▸ **Aim**: Reproduce the following portion of the court order verbatim, starting at "V.V.S. Rao, J." and ending at "East Godavari District.".

▸ **Page excerpt**:

Andhra High Court High Court

Vuppuluri Veera Venkata Raju And … vs Special Deputy Tahsildar, Tribal … on 9 August, 2007

Andhra High Court
Vuppuluri Veera Venkata Raju And … vs Special Deputy Tahsildar, Tribal … on 9 August, 2007
Equivalent citations: 2007 (6) ALD 292
Author: V Rao
Bench: V Rao


ORDER

V.V.S. Rao, J.

1. Petitioners filed the instant writ petition seeking a writ of certiorari to call for the records connected with the orders of the Government – fourth respondent herein; in G.O. Ms. No. 102, dated 16.10.1999, as illegal, arbitrary and without jurisdiction, and consequently declare said proceedings as illegal and without authority. Be it noted by impugned order, the Government in exercise of their revisional powers under Section 6 of Andhra Pradesh Scheduled Areas Land Transfer Regulation, 1959, as amended by Regulation I of 1970 (the Regulation, for brevity), confirmed the order passed by the third respondent, namely, the District Collector and Agent to the Government, East Godavari District.

▸ **Data rows**:
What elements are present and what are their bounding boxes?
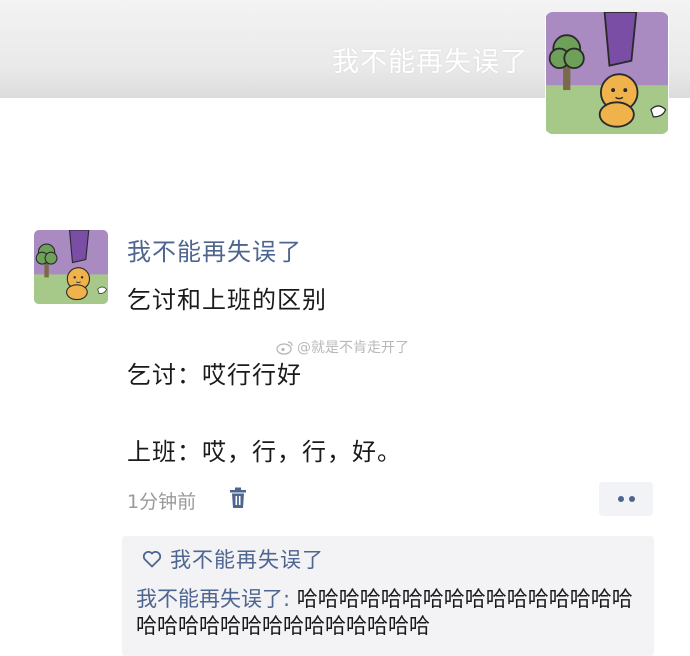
like-user-name[interactable]: 我不能再失误了 (170, 544, 324, 574)
comment-author[interactable]: 我不能再失误了: (136, 587, 290, 611)
trash-icon[interactable] (229, 487, 247, 509)
dot (617, 496, 624, 502)
header-user-name[interactable]: 我不能再失误了 (332, 40, 528, 79)
more-dots-icon[interactable] (599, 482, 653, 516)
likes-row: 我不能再失误了 (142, 544, 324, 574)
heart-outline-icon (142, 551, 162, 568)
post-text-line: 上班：哎，行，行，好。 (127, 438, 402, 466)
post-text-line: 乞讨和上班的区别 (127, 286, 327, 314)
weibo-icon (276, 340, 293, 355)
avatar-image (34, 230, 108, 304)
interaction-area: 我不能再失误了 我不能再失误了: 哈哈哈哈哈哈哈哈哈哈哈哈哈哈哈哈哈哈哈哈哈哈哈… (122, 536, 654, 656)
comment[interactable]: 我不能再失误了: 哈哈哈哈哈哈哈哈哈哈哈哈哈哈哈哈哈哈哈哈哈哈哈哈哈哈哈哈哈哈 (136, 586, 648, 640)
header-avatar[interactable] (545, 12, 669, 134)
post-author-avatar[interactable] (34, 230, 108, 304)
post-text-line: 乞讨：哎行行好 (127, 361, 302, 389)
post-time: 1分钟前 (127, 491, 197, 513)
avatar-image (546, 12, 668, 134)
watermark: @就是不肯走开了 (276, 337, 409, 357)
watermark-text: @就是不肯走开了 (297, 340, 409, 356)
moments-header: 我不能再失误了 (0, 0, 690, 134)
dot (628, 496, 635, 502)
post-author-name[interactable]: 我不能再失误了 (127, 232, 302, 267)
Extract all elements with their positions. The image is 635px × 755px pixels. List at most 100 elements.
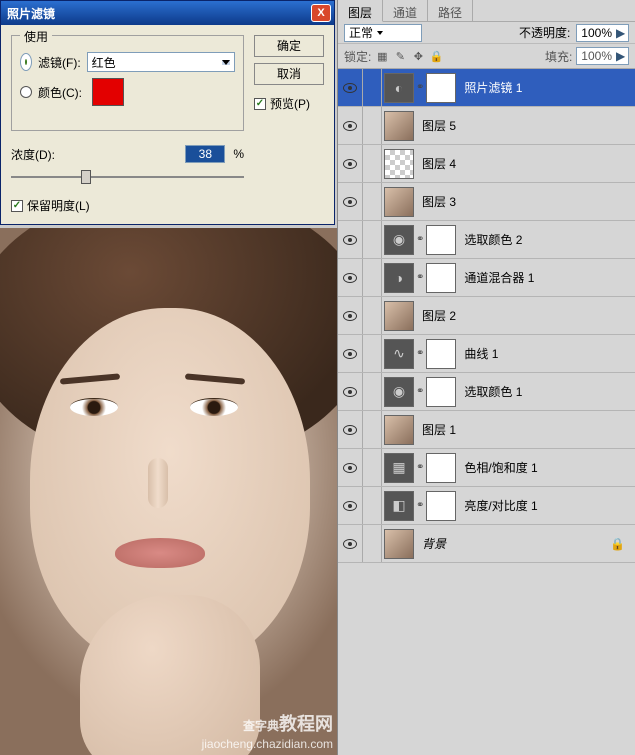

▸ **Result of the exercise**:
V.V.S. Rao, J.

1. Petitioners filed the instant writ petition seeking a writ of certiorari to call for the records connected with the orders of the Government – fourth respondent herein; in G.O. Ms. No. 102, dated 16.10.1999, as illegal, arbitrary and without jurisdiction, and consequently declare said proceedings as illegal and without authority. Be it noted by impugned order, the Government in exercise of their revisional powers under Section 6 of Andhra Pradesh Scheduled Areas Land Transfer Regulation, 1959, as amended by Regulation I of 1970 (the Regulation, for brevity), confirmed the order passed by the third respondent, namely, the District Collector and Agent to the Government, East Godavari District.